STATED TASK ->
Scan the data below for the string "name". Copy every line where it appears.

Lines of data ->
════════
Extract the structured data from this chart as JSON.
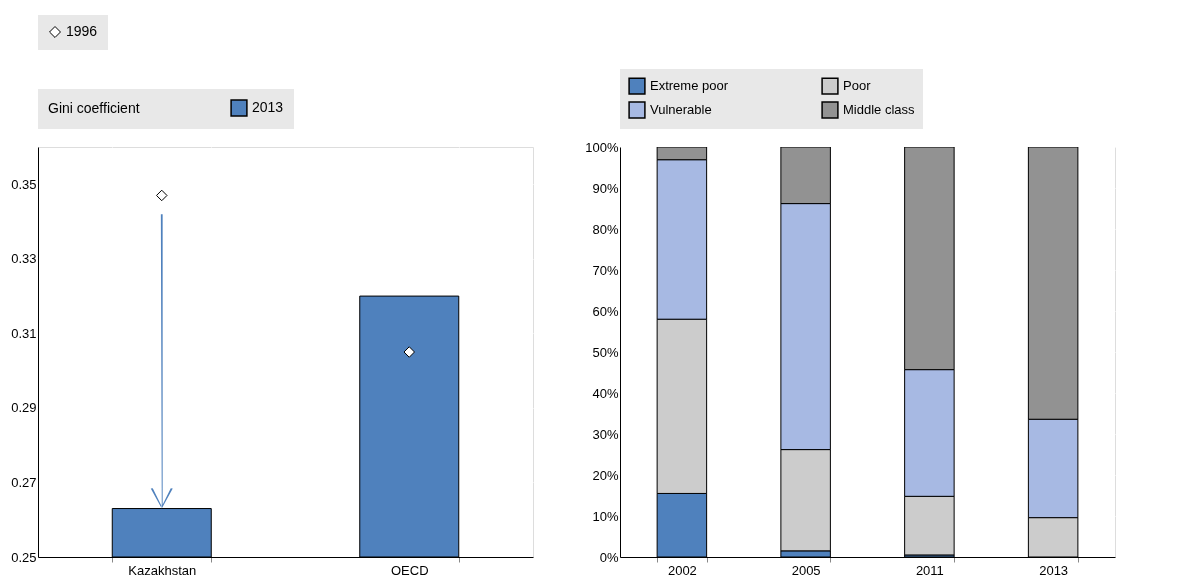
{
  "chart_data": [
    {
      "type": "bar",
      "legend_title": "Gini coefficient",
      "categories": [
        "Kazakhstan",
        "OECD"
      ],
      "series": [
        {
          "name": "2013",
          "color": "#4f81bd",
          "values": [
            0.263,
            0.32
          ]
        },
        {
          "name": "1996",
          "type": "scatter",
          "marker": "diamond",
          "color": "#ffffff",
          "values": [
            0.347,
            0.305
          ]
        }
      ],
      "ylim": [
        0.25,
        0.36
      ],
      "yticks": [
        0.25,
        0.27,
        0.29,
        0.31,
        0.33,
        0.35
      ],
      "grid": true,
      "legend": "top"
    },
    {
      "type": "bar",
      "stacked": true,
      "categories": [
        "2002",
        "2005",
        "2011",
        "2013"
      ],
      "series": [
        {
          "name": "Extreme poor",
          "color": "#4f81bd",
          "values": [
            15.5,
            1.5,
            0.5,
            0
          ]
        },
        {
          "name": "Poor",
          "color": "#cccccc",
          "values": [
            42.5,
            24.7,
            14.3,
            9.6
          ]
        },
        {
          "name": "Vulnerable",
          "color": "#a7b9e3",
          "values": [
            38.9,
            60.0,
            30.9,
            24.0
          ]
        },
        {
          "name": "Middle class",
          "color": "#929292",
          "values": [
            3.1,
            13.8,
            54.3,
            66.4
          ]
        }
      ],
      "ylim": [
        0,
        100
      ],
      "yticks": [
        {
          "value": 0,
          "label": "0%"
        },
        {
          "value": 10,
          "label": "10%"
        },
        {
          "value": 20,
          "label": "20%"
        },
        {
          "value": 30,
          "label": "30%"
        },
        {
          "value": 40,
          "label": "40%"
        },
        {
          "value": 50,
          "label": "50%"
        },
        {
          "value": 60,
          "label": "60%"
        },
        {
          "value": 70,
          "label": "70%"
        },
        {
          "value": 80,
          "label": "80%"
        },
        {
          "value": 90,
          "label": "90%"
        },
        {
          "value": 100,
          "label": "100%"
        }
      ],
      "grid": true,
      "legend": "top"
    }
  ]
}
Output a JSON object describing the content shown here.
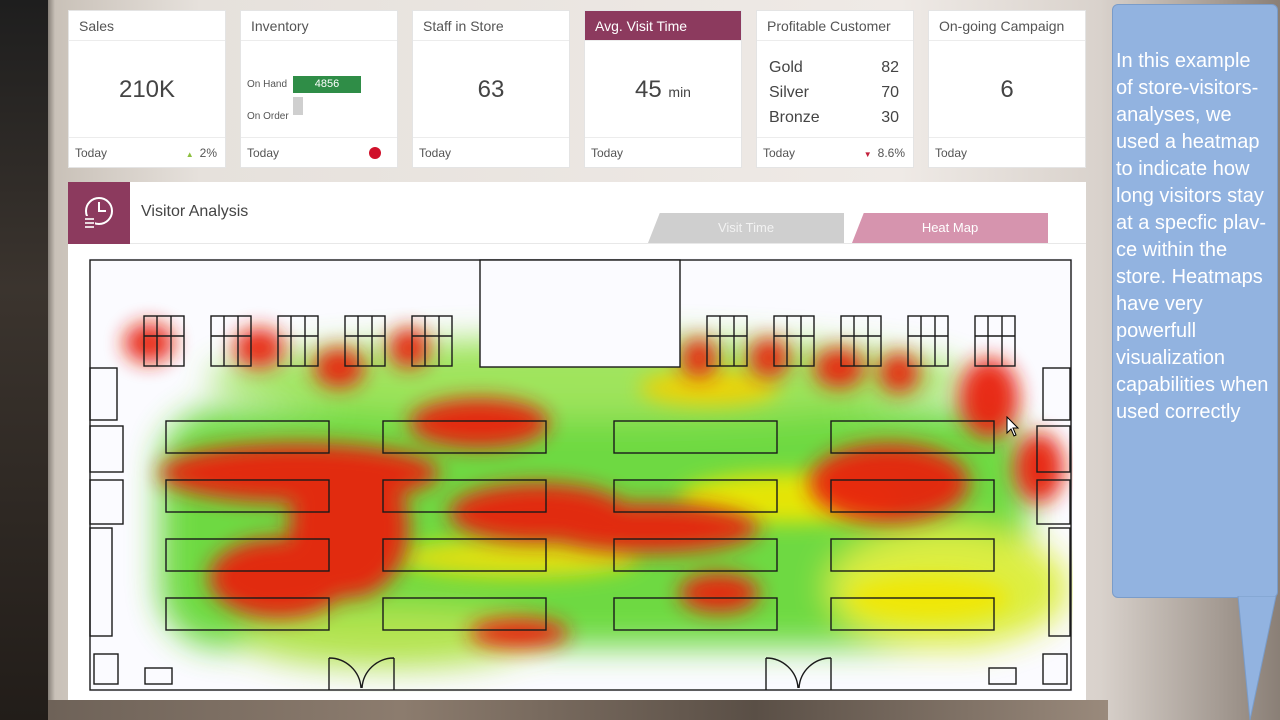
{
  "kpis": [
    {
      "title": "Sales",
      "value": "210K",
      "foot": "Today",
      "trend": "2%"
    },
    {
      "title": "Inventory",
      "foot": "Today",
      "on_hand_label": "On Hand",
      "on_hand_value": "4856",
      "on_order_label": "On Order",
      "status_color": "#d0112b"
    },
    {
      "title": "Staff in Store",
      "value": "63",
      "foot": "Today"
    },
    {
      "title": "Avg. Visit Time",
      "value": "45",
      "unit": "min",
      "foot": "Today"
    },
    {
      "title": "Profitable Customer",
      "foot": "Today",
      "trend": "8.6%",
      "rows": [
        {
          "label": "Gold",
          "value": "82"
        },
        {
          "label": "Silver",
          "value": "70"
        },
        {
          "label": "Bronze",
          "value": "30"
        }
      ]
    },
    {
      "title": "On-going Campaign",
      "value": "6",
      "foot": "Today"
    }
  ],
  "panel": {
    "title": "Visitor Analysis",
    "tab_visit_time": "Visit Time",
    "tab_heat_map": "Heat Map",
    "active_tab": "Heat Map",
    "icon": "clock-list-icon"
  },
  "callout": {
    "text": "In this example of store-visitors-analyses, we used a heatmap to indicate how long visitors stay at a specfic plav-ce within the store. Heatmaps have very powerfull visualization capabilities when used correctly"
  },
  "colors": {
    "accent": "#8c3a5e",
    "heat_tab": "#d694ae",
    "callout": "#92b3e0",
    "inventory_bar": "#2f8d47",
    "heat_high": "#e8220f",
    "heat_mid": "#f2e600",
    "heat_low": "#56d420"
  }
}
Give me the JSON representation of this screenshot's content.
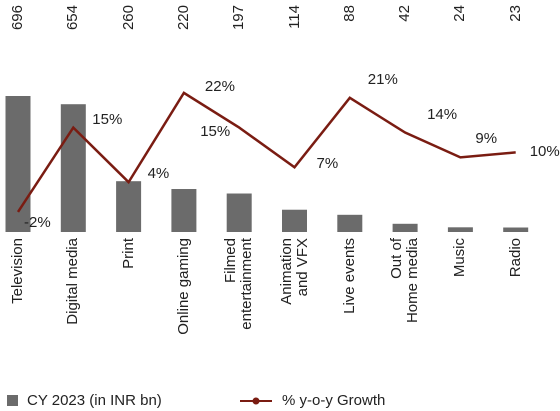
{
  "chart_data": {
    "type": "bar_line",
    "categories": [
      "Television",
      "Digital media",
      "Print",
      "Online gaming",
      "Filmed\nentertainment",
      "Animation\nand VFX",
      "Live events",
      "Out of\nHome media",
      "Music",
      "Radio"
    ],
    "series": [
      {
        "name": "CY 2023 (in INR bn)",
        "type": "bar",
        "color": "#6b6b6b",
        "values": [
          696,
          654,
          260,
          220,
          197,
          114,
          88,
          42,
          24,
          23
        ]
      },
      {
        "name": "% y-o-y Growth",
        "type": "line",
        "color": "#7a1c12",
        "values": [
          -2,
          15,
          4,
          22,
          15,
          7,
          21,
          14,
          9,
          10
        ],
        "value_labels": [
          "-2%",
          "15%",
          "4%",
          "22%",
          "15%",
          "7%",
          "21%",
          "14%",
          "9%",
          "10%"
        ]
      }
    ]
  }
}
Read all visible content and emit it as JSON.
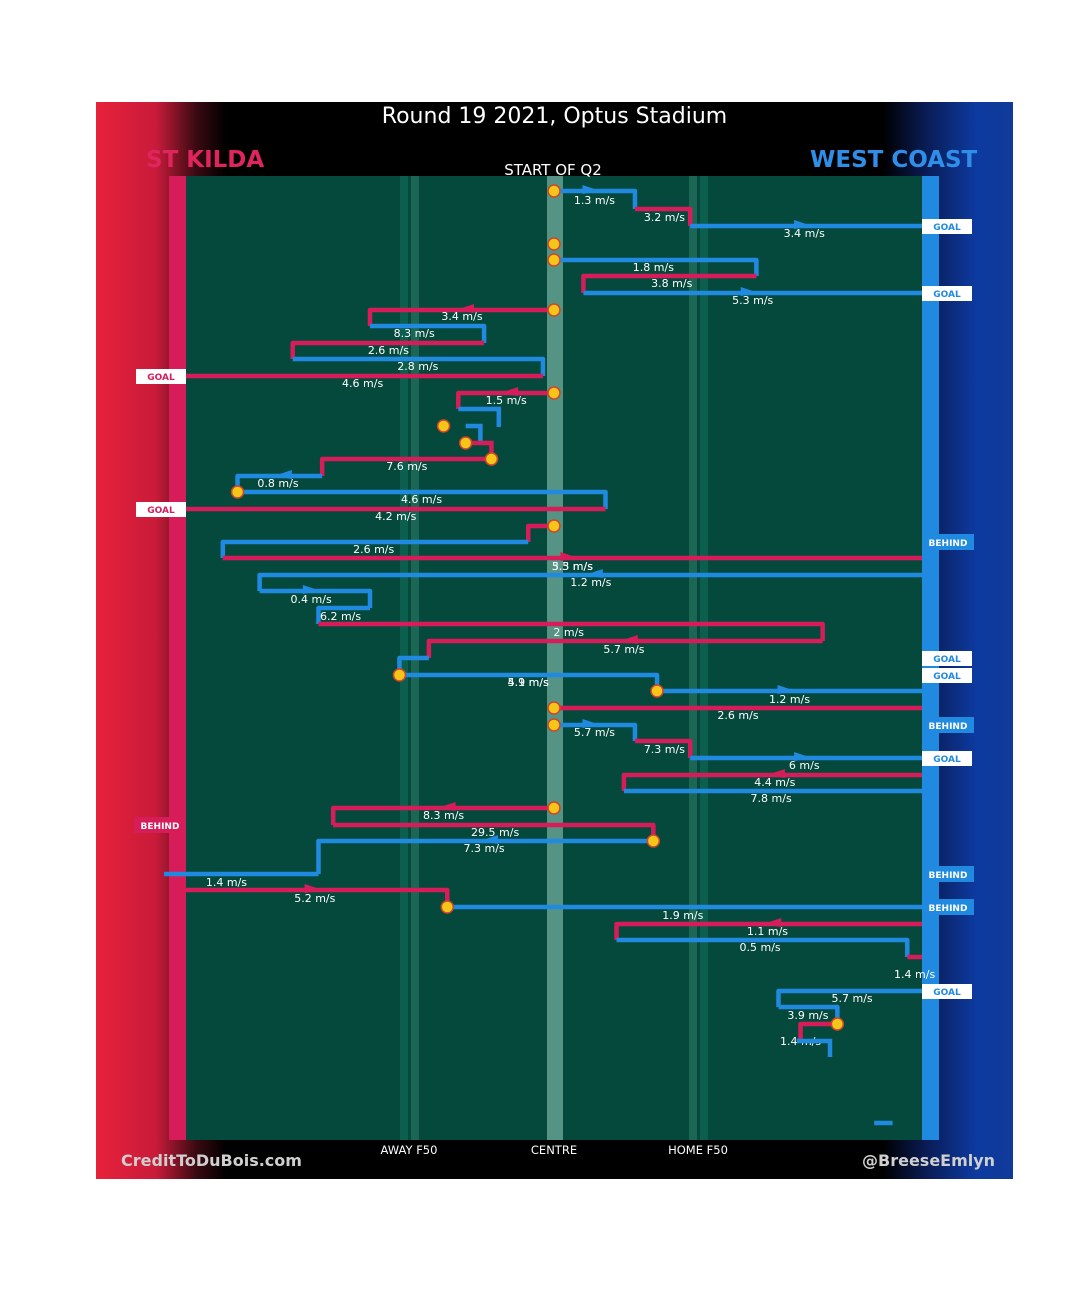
════════
PROBLEM SOLUTION ->
          "name": "2013",
          "name": "1996",
          "name": "Extreme poor",
          "name": "Poor",
          "name": "Vulnerable",
          "name": "Middle class",
        "name": "CY 2023 (in INR bn)",
        "name": "% y-o-y Growth",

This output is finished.